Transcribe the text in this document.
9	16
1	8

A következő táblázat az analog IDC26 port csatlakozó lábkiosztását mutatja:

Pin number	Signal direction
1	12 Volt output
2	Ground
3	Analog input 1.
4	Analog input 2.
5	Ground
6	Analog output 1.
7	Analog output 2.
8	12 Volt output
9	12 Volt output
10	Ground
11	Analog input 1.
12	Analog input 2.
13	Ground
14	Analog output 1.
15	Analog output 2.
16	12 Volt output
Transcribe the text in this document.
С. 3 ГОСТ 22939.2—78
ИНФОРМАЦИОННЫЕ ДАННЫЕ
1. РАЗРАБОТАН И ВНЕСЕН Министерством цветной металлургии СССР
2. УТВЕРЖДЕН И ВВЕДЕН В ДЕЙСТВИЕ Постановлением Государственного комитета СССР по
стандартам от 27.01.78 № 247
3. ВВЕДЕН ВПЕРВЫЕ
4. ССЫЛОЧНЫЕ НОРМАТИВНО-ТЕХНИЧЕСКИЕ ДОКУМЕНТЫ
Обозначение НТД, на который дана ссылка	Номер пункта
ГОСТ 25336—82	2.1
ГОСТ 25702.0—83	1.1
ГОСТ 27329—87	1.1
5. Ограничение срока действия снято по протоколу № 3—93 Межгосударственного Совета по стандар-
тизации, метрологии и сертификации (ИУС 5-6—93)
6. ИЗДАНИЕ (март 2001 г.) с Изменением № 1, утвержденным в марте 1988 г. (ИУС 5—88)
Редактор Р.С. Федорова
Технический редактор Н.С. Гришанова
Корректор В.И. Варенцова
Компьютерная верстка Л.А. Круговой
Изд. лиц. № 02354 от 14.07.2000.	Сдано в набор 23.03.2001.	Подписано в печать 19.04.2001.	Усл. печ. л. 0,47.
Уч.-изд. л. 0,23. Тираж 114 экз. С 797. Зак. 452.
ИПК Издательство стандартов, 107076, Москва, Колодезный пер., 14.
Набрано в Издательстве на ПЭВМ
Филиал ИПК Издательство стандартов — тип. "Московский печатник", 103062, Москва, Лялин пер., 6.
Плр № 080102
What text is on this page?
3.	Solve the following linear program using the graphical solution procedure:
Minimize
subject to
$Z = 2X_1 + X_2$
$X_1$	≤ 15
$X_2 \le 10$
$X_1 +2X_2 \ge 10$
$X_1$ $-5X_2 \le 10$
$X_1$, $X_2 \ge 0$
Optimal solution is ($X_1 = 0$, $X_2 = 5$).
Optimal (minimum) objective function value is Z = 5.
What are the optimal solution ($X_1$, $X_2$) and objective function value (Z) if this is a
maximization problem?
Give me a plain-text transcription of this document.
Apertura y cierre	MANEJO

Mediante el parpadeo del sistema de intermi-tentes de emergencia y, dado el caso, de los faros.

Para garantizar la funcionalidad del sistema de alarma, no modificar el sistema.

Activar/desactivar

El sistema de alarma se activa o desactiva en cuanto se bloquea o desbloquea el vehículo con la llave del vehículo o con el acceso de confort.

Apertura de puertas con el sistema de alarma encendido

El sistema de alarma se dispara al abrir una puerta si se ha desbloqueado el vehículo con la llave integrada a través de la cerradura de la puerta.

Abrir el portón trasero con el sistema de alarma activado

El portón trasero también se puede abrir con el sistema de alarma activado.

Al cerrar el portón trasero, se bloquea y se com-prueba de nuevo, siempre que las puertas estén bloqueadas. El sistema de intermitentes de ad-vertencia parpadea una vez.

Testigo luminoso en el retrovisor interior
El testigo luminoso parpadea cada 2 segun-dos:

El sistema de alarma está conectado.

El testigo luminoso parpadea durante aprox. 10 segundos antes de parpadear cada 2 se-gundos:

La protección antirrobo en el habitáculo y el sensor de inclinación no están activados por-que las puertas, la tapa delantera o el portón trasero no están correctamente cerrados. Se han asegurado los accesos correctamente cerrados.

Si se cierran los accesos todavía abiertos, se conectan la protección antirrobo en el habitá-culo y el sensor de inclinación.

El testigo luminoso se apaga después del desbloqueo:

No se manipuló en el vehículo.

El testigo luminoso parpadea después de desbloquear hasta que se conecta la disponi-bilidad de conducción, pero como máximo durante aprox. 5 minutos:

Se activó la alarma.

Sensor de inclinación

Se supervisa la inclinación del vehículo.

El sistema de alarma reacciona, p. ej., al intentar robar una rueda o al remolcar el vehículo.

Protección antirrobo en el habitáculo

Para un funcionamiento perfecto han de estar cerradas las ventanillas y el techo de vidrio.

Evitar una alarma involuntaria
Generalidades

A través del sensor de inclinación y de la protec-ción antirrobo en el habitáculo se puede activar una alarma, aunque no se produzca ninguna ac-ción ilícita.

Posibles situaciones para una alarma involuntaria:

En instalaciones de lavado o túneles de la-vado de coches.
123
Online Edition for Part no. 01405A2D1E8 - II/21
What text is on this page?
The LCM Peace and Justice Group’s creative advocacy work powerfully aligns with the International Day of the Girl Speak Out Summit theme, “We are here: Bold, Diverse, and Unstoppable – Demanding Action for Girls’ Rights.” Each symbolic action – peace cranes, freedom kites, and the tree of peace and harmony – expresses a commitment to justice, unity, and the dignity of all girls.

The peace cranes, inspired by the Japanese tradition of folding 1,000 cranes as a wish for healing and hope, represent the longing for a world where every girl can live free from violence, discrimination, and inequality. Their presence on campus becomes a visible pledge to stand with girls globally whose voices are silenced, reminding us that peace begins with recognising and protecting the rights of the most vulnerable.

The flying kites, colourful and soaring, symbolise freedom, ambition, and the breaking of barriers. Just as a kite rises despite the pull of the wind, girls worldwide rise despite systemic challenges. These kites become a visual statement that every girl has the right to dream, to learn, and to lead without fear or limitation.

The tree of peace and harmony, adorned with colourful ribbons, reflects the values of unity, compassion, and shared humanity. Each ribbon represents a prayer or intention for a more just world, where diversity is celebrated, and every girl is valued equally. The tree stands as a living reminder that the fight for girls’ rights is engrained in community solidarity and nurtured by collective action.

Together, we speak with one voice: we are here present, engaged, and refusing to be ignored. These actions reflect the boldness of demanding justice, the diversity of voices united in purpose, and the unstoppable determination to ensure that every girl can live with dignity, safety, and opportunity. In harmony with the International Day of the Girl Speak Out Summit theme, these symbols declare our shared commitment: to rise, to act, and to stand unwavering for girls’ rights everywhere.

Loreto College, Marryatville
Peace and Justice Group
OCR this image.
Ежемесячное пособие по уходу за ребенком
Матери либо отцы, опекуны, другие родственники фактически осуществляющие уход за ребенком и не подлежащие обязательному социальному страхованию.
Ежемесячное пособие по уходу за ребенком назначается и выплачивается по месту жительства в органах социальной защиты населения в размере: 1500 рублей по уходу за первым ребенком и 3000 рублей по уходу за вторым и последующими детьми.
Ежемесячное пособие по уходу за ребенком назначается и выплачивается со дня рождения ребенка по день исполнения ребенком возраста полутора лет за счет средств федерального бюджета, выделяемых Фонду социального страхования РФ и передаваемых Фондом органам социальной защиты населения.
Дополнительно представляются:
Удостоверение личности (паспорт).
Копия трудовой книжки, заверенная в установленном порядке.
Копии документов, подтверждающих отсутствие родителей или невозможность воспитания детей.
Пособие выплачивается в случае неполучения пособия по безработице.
··········
• Your task
Scan the listing above and identify each line holding the string "function"; copy every such line.

• Final result
Optimal (minimum) objective function value is Z = 5.
What are the optimal solution ($X_1$, $X_2$) and objective function value (Z) if this is a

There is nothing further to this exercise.